PROVIDED INFORMATION:
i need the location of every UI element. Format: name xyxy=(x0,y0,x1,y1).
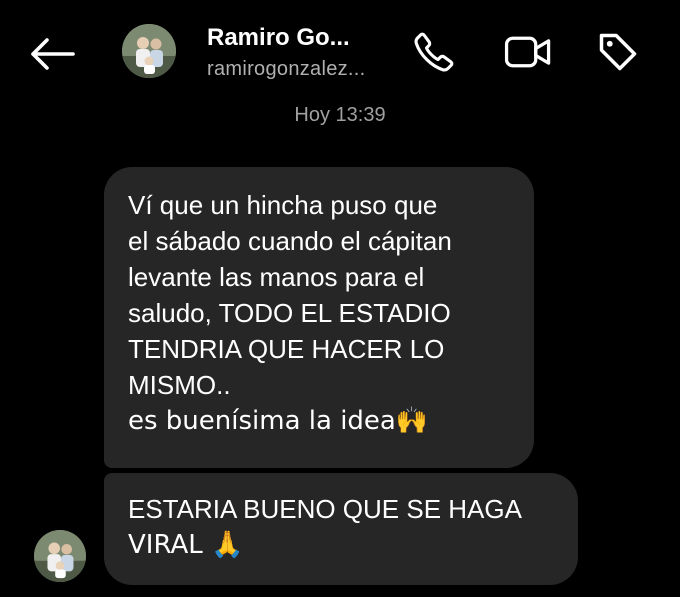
contact-avatar[interactable] xyxy=(122,24,176,78)
message-line: levante las manos para el xyxy=(128,262,425,292)
message-line: VIRAL 🙏 xyxy=(128,530,244,560)
message-line: saludo, TODO EL ESTADIO xyxy=(128,298,451,328)
message-line: ESTARIA BUENO QUE SE HAGA xyxy=(128,494,522,524)
chat-header: Ramiro Go... ramirogonzalez... xyxy=(0,0,680,100)
video-camera-icon xyxy=(504,36,551,68)
message-line: Ví que un hincha puso que xyxy=(128,190,438,220)
message-line: el sábado cuando el cápitan xyxy=(128,226,452,256)
sender-avatar[interactable] xyxy=(34,530,86,582)
call-button[interactable] xyxy=(406,24,462,80)
back-button[interactable] xyxy=(26,28,78,80)
video-call-button[interactable] xyxy=(500,24,556,80)
tag-button[interactable] xyxy=(590,24,646,80)
message-line: TENDRIA QUE HACER LO xyxy=(128,334,445,364)
contact-username[interactable]: ramirogonzalez... xyxy=(207,58,366,81)
contact-name[interactable]: Ramiro Go... xyxy=(207,24,350,52)
message-timestamp: Hoy 13:39 xyxy=(294,104,386,126)
message-line: es buenísima la idea🙌 xyxy=(128,406,429,436)
message-line: MISMO.. xyxy=(128,370,231,400)
phone-icon xyxy=(414,32,454,72)
avatar-photo xyxy=(34,530,86,582)
message-bubble[interactable]: Ví que un hincha puso que el sábado cuan… xyxy=(104,167,534,468)
tag-icon xyxy=(599,33,637,71)
message-bubble[interactable]: ESTARIA BUENO QUE SE HAGA VIRAL 🙏 xyxy=(104,473,578,585)
back-arrow-icon xyxy=(31,38,75,70)
avatar-photo xyxy=(122,24,176,78)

ACTIVITY: When repeating the material above, keep every line exact and drop all pictures.

TASK RESULT:
i need the location of every UI element. Format: name xyxy=(x0,y0,x1,y1).
contact-avatar[interactable] xyxy=(122,24,176,78)
message-line: levante las manos para el xyxy=(128,262,425,292)
message-line: VIRAL 🙏 xyxy=(128,530,244,560)
message-line: saludo, TODO EL ESTADIO xyxy=(128,298,451,328)
message-line: ESTARIA BUENO QUE SE HAGA xyxy=(128,494,522,524)
chat-header: Ramiro Go... ramirogonzalez... xyxy=(0,0,680,100)
video-camera-icon xyxy=(504,36,551,68)
message-line: Ví que un hincha puso que xyxy=(128,190,438,220)
message-line: el sábado cuando el cápitan xyxy=(128,226,452,256)
sender-avatar[interactable] xyxy=(34,530,86,582)
call-button[interactable] xyxy=(406,24,462,80)
back-button[interactable] xyxy=(26,28,78,80)
video-call-button[interactable] xyxy=(500,24,556,80)
tag-button[interactable] xyxy=(590,24,646,80)
message-line: TENDRIA QUE HACER LO xyxy=(128,334,445,364)
contact-username[interactable]: ramirogonzalez... xyxy=(207,58,366,81)
contact-name[interactable]: Ramiro Go... xyxy=(207,24,350,52)
message-timestamp: Hoy 13:39 xyxy=(294,104,386,126)
message-line: es buenísima la idea🙌 xyxy=(128,406,429,436)
message-line: MISMO.. xyxy=(128,370,231,400)
phone-icon xyxy=(414,32,454,72)
avatar-photo xyxy=(34,530,86,582)
message-bubble[interactable]: Ví que un hincha puso que el sábado cuan… xyxy=(104,167,534,468)
tag-icon xyxy=(599,33,637,71)
message-bubble[interactable]: ESTARIA BUENO QUE SE HAGA VIRAL 🙏 xyxy=(104,473,578,585)
back-arrow-icon xyxy=(31,38,75,70)
avatar-photo xyxy=(122,24,176,78)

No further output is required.